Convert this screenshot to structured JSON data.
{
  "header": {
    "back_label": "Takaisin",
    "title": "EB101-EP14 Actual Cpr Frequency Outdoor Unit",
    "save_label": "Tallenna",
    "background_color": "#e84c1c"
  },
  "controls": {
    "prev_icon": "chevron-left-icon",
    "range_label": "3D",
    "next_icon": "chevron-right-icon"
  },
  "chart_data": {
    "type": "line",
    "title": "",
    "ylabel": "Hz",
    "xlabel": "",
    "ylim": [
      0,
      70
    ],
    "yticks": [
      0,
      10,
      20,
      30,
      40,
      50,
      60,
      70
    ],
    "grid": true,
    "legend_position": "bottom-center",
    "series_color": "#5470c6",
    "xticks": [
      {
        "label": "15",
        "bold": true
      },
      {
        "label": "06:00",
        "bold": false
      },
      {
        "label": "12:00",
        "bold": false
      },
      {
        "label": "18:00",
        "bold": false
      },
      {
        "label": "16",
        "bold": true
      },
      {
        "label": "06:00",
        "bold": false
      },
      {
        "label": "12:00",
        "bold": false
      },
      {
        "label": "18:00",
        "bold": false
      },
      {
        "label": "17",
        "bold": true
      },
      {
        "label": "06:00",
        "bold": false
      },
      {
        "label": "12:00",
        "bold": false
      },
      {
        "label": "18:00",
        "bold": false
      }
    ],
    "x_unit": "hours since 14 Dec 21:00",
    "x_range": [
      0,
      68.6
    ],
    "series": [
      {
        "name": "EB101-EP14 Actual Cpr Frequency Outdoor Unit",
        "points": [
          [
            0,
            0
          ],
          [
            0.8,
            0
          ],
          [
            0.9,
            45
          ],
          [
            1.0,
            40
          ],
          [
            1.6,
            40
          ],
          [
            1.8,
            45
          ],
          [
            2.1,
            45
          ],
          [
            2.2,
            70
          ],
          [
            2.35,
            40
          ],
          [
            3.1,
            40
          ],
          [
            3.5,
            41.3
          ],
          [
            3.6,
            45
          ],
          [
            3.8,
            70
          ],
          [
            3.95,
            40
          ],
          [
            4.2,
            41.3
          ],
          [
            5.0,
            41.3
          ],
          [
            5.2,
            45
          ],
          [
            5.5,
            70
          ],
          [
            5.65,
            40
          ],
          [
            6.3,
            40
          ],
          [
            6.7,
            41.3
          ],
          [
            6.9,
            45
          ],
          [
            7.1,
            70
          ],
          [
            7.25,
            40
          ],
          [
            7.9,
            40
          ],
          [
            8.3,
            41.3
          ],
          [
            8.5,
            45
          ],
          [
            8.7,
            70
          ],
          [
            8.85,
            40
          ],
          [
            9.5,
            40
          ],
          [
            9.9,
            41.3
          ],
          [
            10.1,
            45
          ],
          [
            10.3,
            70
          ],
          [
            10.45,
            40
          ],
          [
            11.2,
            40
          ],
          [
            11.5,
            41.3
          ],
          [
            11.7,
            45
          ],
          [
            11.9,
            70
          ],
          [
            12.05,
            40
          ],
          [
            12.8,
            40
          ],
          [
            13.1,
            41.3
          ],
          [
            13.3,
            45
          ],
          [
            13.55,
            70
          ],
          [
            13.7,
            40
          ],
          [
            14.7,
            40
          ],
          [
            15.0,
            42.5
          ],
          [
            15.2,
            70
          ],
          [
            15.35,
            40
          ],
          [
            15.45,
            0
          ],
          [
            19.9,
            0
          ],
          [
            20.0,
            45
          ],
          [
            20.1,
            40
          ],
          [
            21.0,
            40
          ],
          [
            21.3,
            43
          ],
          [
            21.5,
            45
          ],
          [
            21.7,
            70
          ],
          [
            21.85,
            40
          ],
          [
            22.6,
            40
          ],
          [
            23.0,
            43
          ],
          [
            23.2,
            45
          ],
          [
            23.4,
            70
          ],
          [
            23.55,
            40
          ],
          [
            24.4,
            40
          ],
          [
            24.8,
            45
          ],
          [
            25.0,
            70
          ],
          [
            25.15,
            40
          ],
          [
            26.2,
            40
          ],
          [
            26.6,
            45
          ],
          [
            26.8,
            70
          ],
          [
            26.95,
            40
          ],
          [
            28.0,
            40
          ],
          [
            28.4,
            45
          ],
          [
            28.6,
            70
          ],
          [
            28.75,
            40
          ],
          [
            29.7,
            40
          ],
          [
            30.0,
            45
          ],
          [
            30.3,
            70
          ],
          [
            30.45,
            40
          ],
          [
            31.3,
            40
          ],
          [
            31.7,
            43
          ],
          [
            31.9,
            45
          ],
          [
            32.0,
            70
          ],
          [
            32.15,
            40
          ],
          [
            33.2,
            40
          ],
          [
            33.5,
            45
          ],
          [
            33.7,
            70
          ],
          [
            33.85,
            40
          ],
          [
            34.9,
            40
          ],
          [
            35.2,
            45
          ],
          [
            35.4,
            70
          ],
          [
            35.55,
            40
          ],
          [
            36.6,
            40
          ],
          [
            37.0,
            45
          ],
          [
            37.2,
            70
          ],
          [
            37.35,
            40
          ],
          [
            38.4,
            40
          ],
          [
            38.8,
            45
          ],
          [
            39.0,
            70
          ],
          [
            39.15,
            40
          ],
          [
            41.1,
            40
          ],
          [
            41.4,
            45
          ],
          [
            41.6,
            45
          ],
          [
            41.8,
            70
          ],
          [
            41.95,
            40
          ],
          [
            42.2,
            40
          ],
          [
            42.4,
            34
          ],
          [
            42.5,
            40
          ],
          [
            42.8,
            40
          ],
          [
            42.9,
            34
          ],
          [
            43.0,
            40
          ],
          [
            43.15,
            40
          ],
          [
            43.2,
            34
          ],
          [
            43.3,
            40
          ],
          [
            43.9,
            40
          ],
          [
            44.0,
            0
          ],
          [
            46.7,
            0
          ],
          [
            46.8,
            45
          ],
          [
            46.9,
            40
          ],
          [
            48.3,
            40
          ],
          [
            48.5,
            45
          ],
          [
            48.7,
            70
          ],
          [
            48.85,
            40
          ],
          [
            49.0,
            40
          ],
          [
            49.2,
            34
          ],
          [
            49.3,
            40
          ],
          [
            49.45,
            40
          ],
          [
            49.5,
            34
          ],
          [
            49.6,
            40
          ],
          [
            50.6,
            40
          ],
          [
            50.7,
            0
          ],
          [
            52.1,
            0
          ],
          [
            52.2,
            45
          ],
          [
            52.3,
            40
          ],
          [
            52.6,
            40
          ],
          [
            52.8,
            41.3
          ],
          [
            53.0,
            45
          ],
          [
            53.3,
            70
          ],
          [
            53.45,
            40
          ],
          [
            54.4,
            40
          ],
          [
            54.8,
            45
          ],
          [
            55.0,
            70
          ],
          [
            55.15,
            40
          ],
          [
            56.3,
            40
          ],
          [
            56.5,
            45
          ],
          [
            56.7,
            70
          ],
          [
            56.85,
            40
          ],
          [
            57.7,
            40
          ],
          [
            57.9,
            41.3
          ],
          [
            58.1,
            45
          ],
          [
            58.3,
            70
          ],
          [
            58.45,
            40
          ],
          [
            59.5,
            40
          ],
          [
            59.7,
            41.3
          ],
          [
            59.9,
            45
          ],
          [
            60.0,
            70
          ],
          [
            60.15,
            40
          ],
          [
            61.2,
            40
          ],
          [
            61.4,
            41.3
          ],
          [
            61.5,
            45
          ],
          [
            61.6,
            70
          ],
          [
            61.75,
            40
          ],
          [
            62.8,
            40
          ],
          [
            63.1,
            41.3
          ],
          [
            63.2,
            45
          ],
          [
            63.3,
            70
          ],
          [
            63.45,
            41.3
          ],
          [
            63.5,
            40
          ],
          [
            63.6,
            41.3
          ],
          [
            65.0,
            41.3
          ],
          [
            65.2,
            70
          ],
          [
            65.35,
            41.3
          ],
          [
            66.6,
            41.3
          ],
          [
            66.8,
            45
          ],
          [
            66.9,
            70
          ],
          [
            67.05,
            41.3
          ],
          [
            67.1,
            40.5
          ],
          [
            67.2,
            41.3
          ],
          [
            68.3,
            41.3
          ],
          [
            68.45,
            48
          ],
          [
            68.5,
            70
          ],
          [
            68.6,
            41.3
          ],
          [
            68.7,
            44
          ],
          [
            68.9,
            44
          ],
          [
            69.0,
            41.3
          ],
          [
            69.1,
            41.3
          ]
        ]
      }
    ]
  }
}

□ □ □ □

### STATED TASK
Using the records given above, list every line that includes the word "Outdoor".

### FINISHED ANSWER
    "title": "EB101-EP14 Actual Cpr Frequency Outdoor Unit",
        "name": "EB101-EP14 Actual Cpr Frequency Outdoor Unit",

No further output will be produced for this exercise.